_Goal_: Please set out every line of the listing below as a numbered list, omitting any blank lines.

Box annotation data
((

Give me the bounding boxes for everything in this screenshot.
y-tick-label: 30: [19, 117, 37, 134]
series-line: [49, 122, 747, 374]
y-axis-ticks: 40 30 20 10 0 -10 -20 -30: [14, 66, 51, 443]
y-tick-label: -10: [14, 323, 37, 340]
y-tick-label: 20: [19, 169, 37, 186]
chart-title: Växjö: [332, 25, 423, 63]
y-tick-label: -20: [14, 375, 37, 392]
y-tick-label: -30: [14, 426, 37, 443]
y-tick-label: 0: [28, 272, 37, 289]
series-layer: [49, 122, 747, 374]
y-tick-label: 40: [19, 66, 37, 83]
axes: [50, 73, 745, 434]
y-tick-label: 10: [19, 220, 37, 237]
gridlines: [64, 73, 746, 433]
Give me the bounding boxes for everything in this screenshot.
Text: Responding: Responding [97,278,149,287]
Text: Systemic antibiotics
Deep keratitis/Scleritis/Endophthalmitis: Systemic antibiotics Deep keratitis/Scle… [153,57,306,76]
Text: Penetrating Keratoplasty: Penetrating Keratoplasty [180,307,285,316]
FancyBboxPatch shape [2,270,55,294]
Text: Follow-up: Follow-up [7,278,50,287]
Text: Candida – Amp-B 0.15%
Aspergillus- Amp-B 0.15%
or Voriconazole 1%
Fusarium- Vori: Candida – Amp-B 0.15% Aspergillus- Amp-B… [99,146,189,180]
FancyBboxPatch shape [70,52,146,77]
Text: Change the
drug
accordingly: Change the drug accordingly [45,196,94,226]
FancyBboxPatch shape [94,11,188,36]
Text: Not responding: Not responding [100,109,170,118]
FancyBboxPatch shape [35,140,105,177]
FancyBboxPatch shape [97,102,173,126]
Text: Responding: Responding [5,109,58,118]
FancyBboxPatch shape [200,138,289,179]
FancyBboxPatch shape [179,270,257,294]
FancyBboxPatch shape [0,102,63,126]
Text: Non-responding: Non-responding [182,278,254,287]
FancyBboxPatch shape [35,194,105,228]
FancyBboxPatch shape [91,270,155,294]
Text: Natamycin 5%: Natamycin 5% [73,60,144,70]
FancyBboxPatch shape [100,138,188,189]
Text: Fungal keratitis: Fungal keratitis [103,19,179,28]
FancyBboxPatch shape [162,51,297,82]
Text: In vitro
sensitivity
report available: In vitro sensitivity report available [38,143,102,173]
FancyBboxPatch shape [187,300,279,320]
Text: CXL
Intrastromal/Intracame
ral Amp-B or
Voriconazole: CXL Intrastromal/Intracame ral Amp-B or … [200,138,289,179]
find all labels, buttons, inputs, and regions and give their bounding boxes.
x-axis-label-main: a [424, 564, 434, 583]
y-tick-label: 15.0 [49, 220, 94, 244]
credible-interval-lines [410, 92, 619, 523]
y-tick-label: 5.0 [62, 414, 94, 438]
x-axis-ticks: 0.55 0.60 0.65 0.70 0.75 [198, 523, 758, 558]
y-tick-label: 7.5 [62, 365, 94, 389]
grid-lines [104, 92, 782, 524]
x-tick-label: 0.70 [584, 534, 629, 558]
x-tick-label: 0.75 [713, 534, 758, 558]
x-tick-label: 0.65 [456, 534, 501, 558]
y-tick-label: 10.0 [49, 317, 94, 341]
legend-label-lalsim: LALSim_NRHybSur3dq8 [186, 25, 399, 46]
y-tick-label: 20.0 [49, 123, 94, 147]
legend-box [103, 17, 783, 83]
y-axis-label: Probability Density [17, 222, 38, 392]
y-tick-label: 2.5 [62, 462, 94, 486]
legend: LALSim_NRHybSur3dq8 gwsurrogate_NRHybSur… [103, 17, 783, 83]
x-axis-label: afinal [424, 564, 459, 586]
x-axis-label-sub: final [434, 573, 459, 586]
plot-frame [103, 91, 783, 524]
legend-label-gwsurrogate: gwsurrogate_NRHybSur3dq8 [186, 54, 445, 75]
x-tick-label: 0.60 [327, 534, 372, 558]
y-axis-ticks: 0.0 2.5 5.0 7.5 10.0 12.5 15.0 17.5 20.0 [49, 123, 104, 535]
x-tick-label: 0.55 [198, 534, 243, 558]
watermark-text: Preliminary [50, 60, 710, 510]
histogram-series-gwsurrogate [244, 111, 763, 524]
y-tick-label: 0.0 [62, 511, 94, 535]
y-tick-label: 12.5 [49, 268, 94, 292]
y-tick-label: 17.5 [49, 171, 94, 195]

))

_Solution to the exercise_:
1. Give me the bounding boxes for everything in this screenshot.
2. y-tick-label: 30: [19, 117, 37, 134]
3. series-line: [49, 122, 747, 374]
4. y-axis-ticks: 40 30 20 10 0 -10 -20 -30: [14, 66, 51, 443]
5. y-tick-label: -10: [14, 323, 37, 340]
6. y-tick-label: 20: [19, 169, 37, 186]
7. chart-title: Växjö: [332, 25, 423, 63]
8. y-tick-label: -20: [14, 375, 37, 392]
9. y-tick-label: -30: [14, 426, 37, 443]
10. y-tick-label: 0: [28, 272, 37, 289]
11. series-layer: [49, 122, 747, 374]
12. y-tick-label: 40: [19, 66, 37, 83]
13. axes: [50, 73, 745, 434]
14. y-tick-label: 10: [19, 220, 37, 237]
15. gridlines: [64, 73, 746, 433]
16. Give me the bounding boxes for everything in this screenshot.
17. Text: Responding: Responding [97,278,149,287]
18. Text: Systemic antibiotics
19. Deep keratitis/Scleritis/Endophthalmitis: Systemic antibiotics Deep keratitis/Scle… [153,57,306,76]
20. Text: Penetrating Keratoplasty: Penetrating Keratoplasty [180,307,285,316]
21. FancyBboxPatch shape [2,270,55,294]
22. Text: Follow-up: Follow-up [7,278,50,287]
23. Text: Candida – Amp-B 0.15%
24. Aspergillus- Amp-B 0.15%
25. or Voriconazole 1%
26. Fusarium- Vori: Candida – Amp-B 0.15% Aspergillus- Amp-B… [99,146,189,180]
27. FancyBboxPatch shape [70,52,146,77]
28. Text: Change the
29. drug
30. accordingly: Change the drug accordingly [45,196,94,226]
31. FancyBboxPatch shape [94,11,188,36]
32. Text: Not responding: Not responding [100,109,170,118]
33. FancyBboxPatch shape [35,140,105,177]
34. FancyBboxPatch shape [97,102,173,126]
35. Text: Responding: Responding [5,109,58,118]
36. FancyBboxPatch shape [200,138,289,179]
37. FancyBboxPatch shape [179,270,257,294]
38. FancyBboxPatch shape [0,102,63,126]
39. Text: Non-responding: Non-responding [182,278,254,287]
40. FancyBboxPatch shape [35,194,105,228]
41. FancyBboxPatch shape [91,270,155,294]
42. Text: Natamycin 5%: Natamycin 5% [73,60,144,70]
43. FancyBboxPatch shape [100,138,188,189]
44. Text: Fungal keratitis: Fungal keratitis [103,19,179,28]
45. FancyBboxPatch shape [162,51,297,82]
46. Text: In vitro
47. sensitivity
48. report available: In vitro sensitivity report available [38,143,102,173]
49. FancyBboxPatch shape [187,300,279,320]
50. Text: CXL
51. Intrastromal/Intracame
52. ral Amp-B or
53. Voriconazole: CXL Intrastromal/Intracame ral Amp-B or … [200,138,289,179]
54. find all labels, buttons, inputs, and regions and give their bounding boxes.
55. x-axis-label-main: a [424, 564, 434, 583]
56. y-tick-label: 15.0 [49, 220, 94, 244]
57. credible-interval-lines [410, 92, 619, 523]
58. y-tick-label: 5.0 [62, 414, 94, 438]
59. x-axis-ticks: 0.55 0.60 0.65 0.70 0.75 [198, 523, 758, 558]
60. y-tick-label: 7.5 [62, 365, 94, 389]
61. grid-lines [104, 92, 782, 524]
62. x-tick-label: 0.70 [584, 534, 629, 558]
63. x-tick-label: 0.75 [713, 534, 758, 558]
64. x-tick-label: 0.65 [456, 534, 501, 558]
65. y-tick-label: 10.0 [49, 317, 94, 341]
66. legend-label-lalsim: LALSim_NRHybSur3dq8 [186, 25, 399, 46]
67. y-tick-label: 20.0 [49, 123, 94, 147]
68. legend-box [103, 17, 783, 83]
69. y-axis-label: Probability Density [17, 222, 38, 392]
70. y-tick-label: 2.5 [62, 462, 94, 486]
71. legend: LALSim_NRHybSur3dq8 gwsurrogate_NRHybSur… [103, 17, 783, 83]
72. x-axis-label: afinal [424, 564, 459, 586]
73. x-axis-label-sub: final [434, 573, 459, 586]
74. plot-frame [103, 91, 783, 524]
75. legend-label-gwsurrogate: gwsurrogate_NRHybSur3dq8 [186, 54, 445, 75]
76. x-tick-label: 0.60 [327, 534, 372, 558]
77. y-axis-ticks: 0.0 2.5 5.0 7.5 10.0 12.5 15.0 17.5 20.0 [49, 123, 104, 535]
78. x-tick-label: 0.55 [198, 534, 243, 558]
79. watermark-text: Preliminary [50, 60, 710, 510]
80. histogram-series-gwsurrogate [244, 111, 763, 524]
81. y-tick-label: 0.0 [62, 511, 94, 535]
82. y-tick-label: 12.5 [49, 268, 94, 292]
83. y-tick-label: 17.5 [49, 171, 94, 195]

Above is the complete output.